• DATASET EXTRACT:
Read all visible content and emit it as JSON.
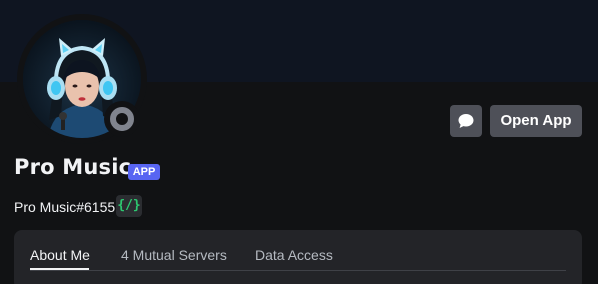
{
  "profile": {
    "display_name": "Pro Music",
    "badge": "APP",
    "username": "Pro Music#6155",
    "code_badge": "{/}",
    "status": "offline"
  },
  "actions": {
    "message_icon": "speech-bubble-icon",
    "open_app_label": "Open App"
  },
  "tabs": [
    {
      "label": "About Me",
      "active": true
    },
    {
      "label": "4 Mutual Servers",
      "active": false
    },
    {
      "label": "Data Access",
      "active": false
    }
  ],
  "colors": {
    "background": "#111214",
    "banner": "#0f1521",
    "button": "#4e5058",
    "app_badge": "#5865f2",
    "code_badge_text": "#2dc770",
    "card": "#232428",
    "status_offline": "#80848e"
  }
}
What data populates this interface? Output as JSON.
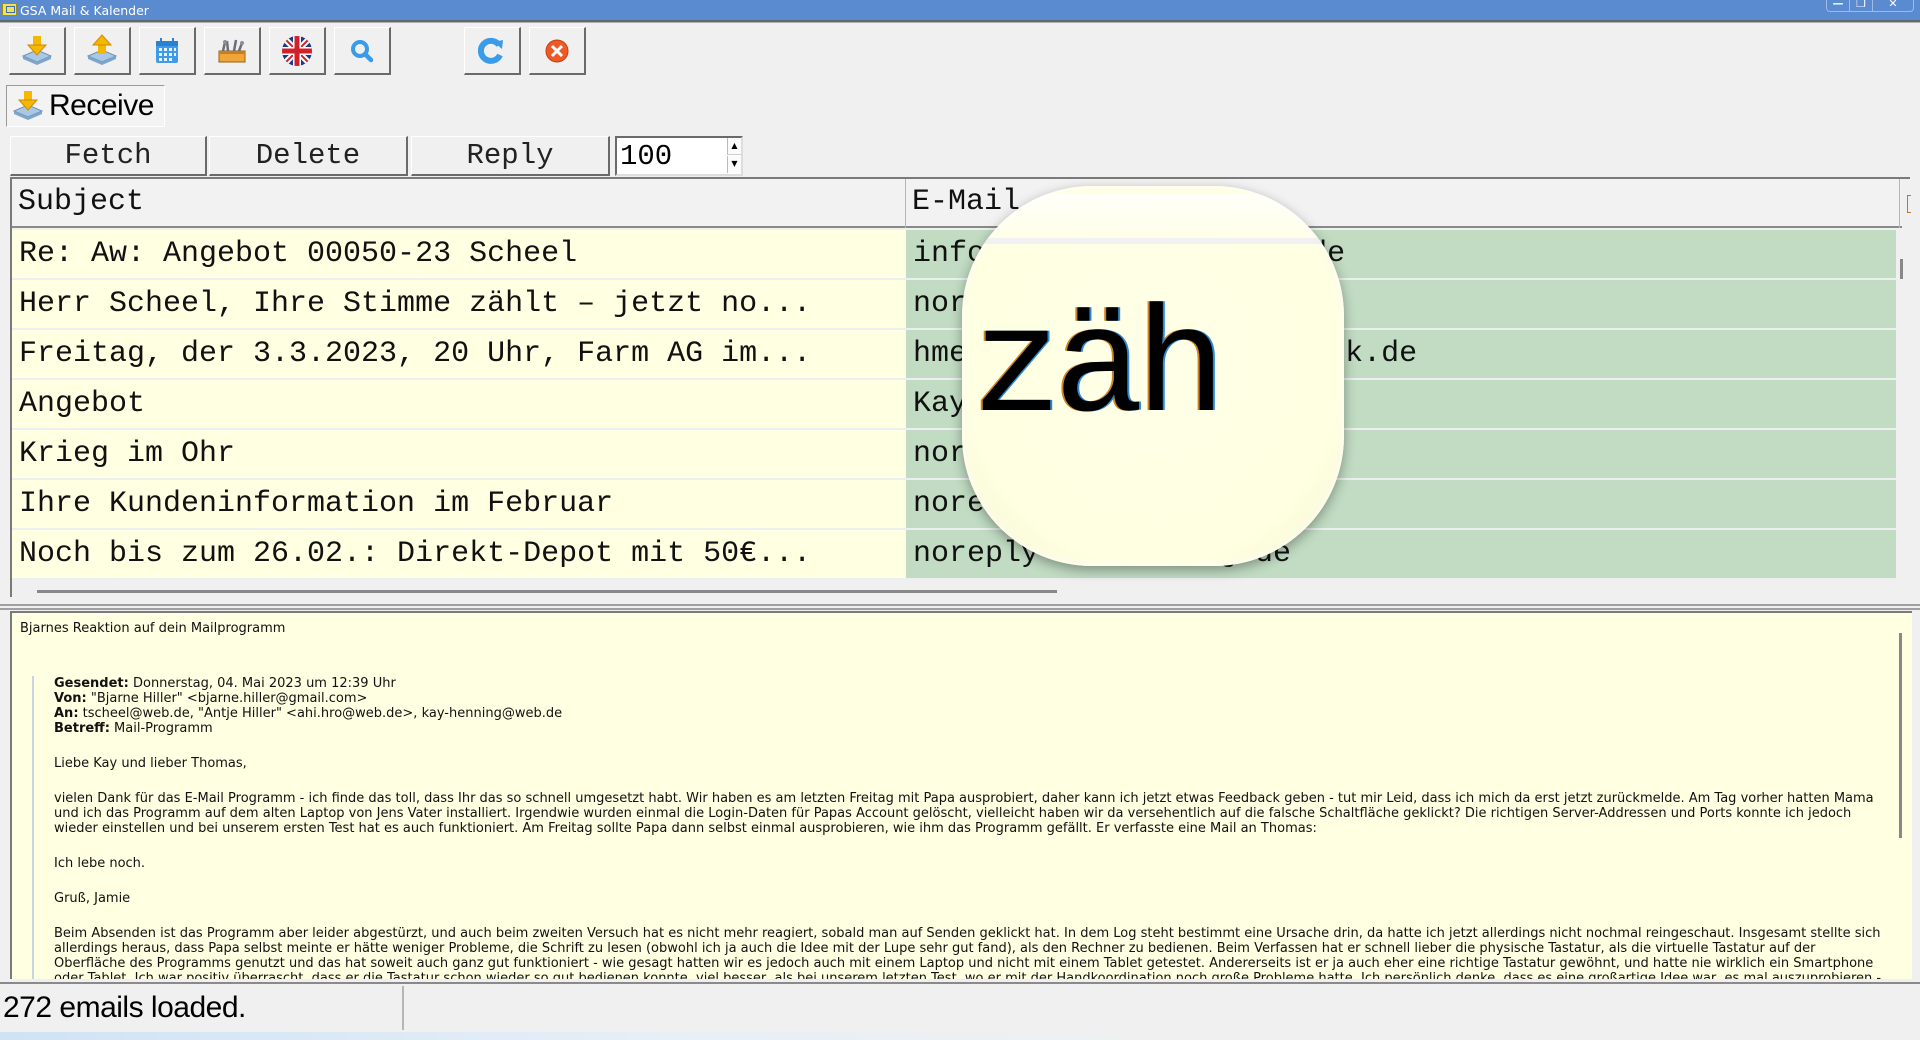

• EXERCISE: The records above are to be restated exactly, without their pictures.

• TASK SOLUTION:
Read all visible content and emit it as JSON.
{
  "profile": {
    "display_name": "Pro Music",
    "badge": "APP",
    "username": "Pro Music#6155",
    "code_badge": "{/}",
    "status": "offline"
  },
  "actions": {
    "message_icon": "speech-bubble-icon",
    "open_app_label": "Open App"
  },
  "tabs": [
    {
      "label": "About Me",
      "active": true
    },
    {
      "label": "4 Mutual Servers",
      "active": false
    },
    {
      "label": "Data Access",
      "active": false
    }
  ],
  "colors": {
    "background": "#111214",
    "banner": "#0f1521",
    "button": "#4e5058",
    "app_badge": "#5865f2",
    "code_badge_text": "#2dc770",
    "card": "#232428",
    "status_offline": "#80848e"
  }
}
What data populates this interface? Output as JSON.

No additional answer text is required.